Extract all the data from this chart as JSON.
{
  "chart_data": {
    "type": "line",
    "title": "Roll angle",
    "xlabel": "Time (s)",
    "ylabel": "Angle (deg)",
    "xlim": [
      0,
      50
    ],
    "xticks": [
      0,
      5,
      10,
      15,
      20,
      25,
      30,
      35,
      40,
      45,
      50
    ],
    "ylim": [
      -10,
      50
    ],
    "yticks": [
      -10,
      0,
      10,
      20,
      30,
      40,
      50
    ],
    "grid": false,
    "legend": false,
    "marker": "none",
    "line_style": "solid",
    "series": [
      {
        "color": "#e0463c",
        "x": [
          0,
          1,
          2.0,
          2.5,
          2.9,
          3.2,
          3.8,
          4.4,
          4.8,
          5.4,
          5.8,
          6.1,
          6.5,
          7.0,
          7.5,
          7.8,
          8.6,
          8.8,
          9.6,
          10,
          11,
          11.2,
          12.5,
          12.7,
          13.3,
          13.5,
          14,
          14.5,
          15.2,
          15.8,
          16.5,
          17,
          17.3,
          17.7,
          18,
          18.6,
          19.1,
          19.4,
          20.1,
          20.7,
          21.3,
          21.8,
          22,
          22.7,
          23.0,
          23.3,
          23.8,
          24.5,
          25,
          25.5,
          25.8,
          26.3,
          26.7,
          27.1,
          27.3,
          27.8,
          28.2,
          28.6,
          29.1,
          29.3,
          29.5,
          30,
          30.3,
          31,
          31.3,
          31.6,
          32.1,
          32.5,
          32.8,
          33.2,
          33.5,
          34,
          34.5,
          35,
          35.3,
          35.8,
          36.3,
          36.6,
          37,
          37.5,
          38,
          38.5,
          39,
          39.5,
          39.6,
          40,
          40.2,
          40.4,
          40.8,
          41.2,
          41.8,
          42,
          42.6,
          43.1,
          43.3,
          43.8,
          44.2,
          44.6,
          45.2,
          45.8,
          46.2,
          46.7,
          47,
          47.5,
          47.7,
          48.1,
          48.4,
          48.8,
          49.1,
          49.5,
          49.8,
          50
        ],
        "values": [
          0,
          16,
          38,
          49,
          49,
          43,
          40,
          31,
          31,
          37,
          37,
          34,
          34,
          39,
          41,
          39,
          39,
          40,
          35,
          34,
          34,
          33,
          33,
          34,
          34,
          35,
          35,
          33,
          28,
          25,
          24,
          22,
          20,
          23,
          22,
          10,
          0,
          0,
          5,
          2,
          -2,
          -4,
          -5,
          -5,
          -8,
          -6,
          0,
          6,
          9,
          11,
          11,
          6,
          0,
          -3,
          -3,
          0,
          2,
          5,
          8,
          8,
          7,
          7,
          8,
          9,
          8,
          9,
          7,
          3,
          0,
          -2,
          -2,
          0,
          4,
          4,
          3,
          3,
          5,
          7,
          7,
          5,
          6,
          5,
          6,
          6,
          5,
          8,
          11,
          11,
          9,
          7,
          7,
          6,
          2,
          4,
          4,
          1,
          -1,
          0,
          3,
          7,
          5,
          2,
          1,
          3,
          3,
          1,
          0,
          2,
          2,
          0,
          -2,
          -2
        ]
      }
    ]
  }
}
# # # # #
• [GIVEN PROBLEM]
Each entry above is to be quoted exactly.

• [TASK SOLUTION]
Extract all the data from this chart as JSON.
{
  "chart_data": {
    "type": "line",
    "title": "Roll angle",
    "xlabel": "Time (s)",
    "ylabel": "Angle (deg)",
    "xlim": [
      0,
      50
    ],
    "xticks": [
      0,
      5,
      10,
      15,
      20,
      25,
      30,
      35,
      40,
      45,
      50
    ],
    "ylim": [
      -10,
      50
    ],
    "yticks": [
      -10,
      0,
      10,
      20,
      30,
      40,
      50
    ],
    "grid": false,
    "legend": false,
    "marker": "none",
    "line_style": "solid",
    "series": [
      {
        "color": "#e0463c",
        "x": [
          0,
          1,
          2.0,
          2.5,
          2.9,
          3.2,
          3.8,
          4.4,
          4.8,
          5.4,
          5.8,
          6.1,
          6.5,
          7.0,
          7.5,
          7.8,
          8.6,
          8.8,
          9.6,
          10,
          11,
          11.2,
          12.5,
          12.7,
          13.3,
          13.5,
          14,
          14.5,
          15.2,
          15.8,
          16.5,
          17,
          17.3,
          17.7,
          18,
          18.6,
          19.1,
          19.4,
          20.1,
          20.7,
          21.3,
          21.8,
          22,
          22.7,
          23.0,
          23.3,
          23.8,
          24.5,
          25,
          25.5,
          25.8,
          26.3,
          26.7,
          27.1,
          27.3,
          27.8,
          28.2,
          28.6,
          29.1,
          29.3,
          29.5,
          30,
          30.3,
          31,
          31.3,
          31.6,
          32.1,
          32.5,
          32.8,
          33.2,
          33.5,
          34,
          34.5,
          35,
          35.3,
          35.8,
          36.3,
          36.6,
          37,
          37.5,
          38,
          38.5,
          39,
          39.5,
          39.6,
          40,
          40.2,
          40.4,
          40.8,
          41.2,
          41.8,
          42,
          42.6,
          43.1,
          43.3,
          43.8,
          44.2,
          44.6,
          45.2,
          45.8,
          46.2,
          46.7,
          47,
          47.5,
          47.7,
          48.1,
          48.4,
          48.8,
          49.1,
          49.5,
          49.8,
          50
        ],
        "values": [
          0,
          16,
          38,
          49,
          49,
          43,
          40,
          31,
          31,
          37,
          37,
          34,
          34,
          39,
          41,
          39,
          39,
          40,
          35,
          34,
          34,
          33,
          33,
          34,
          34,
          35,
          35,
          33,
          28,
          25,
          24,
          22,
          20,
          23,
          22,
          10,
          0,
          0,
          5,
          2,
          -2,
          -4,
          -5,
          -5,
          -8,
          -6,
          0,
          6,
          9,
          11,
          11,
          6,
          0,
          -3,
          -3,
          0,
          2,
          5,
          8,
          8,
          7,
          7,
          8,
          9,
          8,
          9,
          7,
          3,
          0,
          -2,
          -2,
          0,
          4,
          4,
          3,
          3,
          5,
          7,
          7,
          5,
          6,
          5,
          6,
          6,
          5,
          8,
          11,
          11,
          9,
          7,
          7,
          6,
          2,
          4,
          4,
          1,
          -1,
          0,
          3,
          7,
          5,
          2,
          1,
          3,
          3,
          1,
          0,
          2,
          2,
          0,
          -2,
          -2
        ]
      }
    ]
  }
}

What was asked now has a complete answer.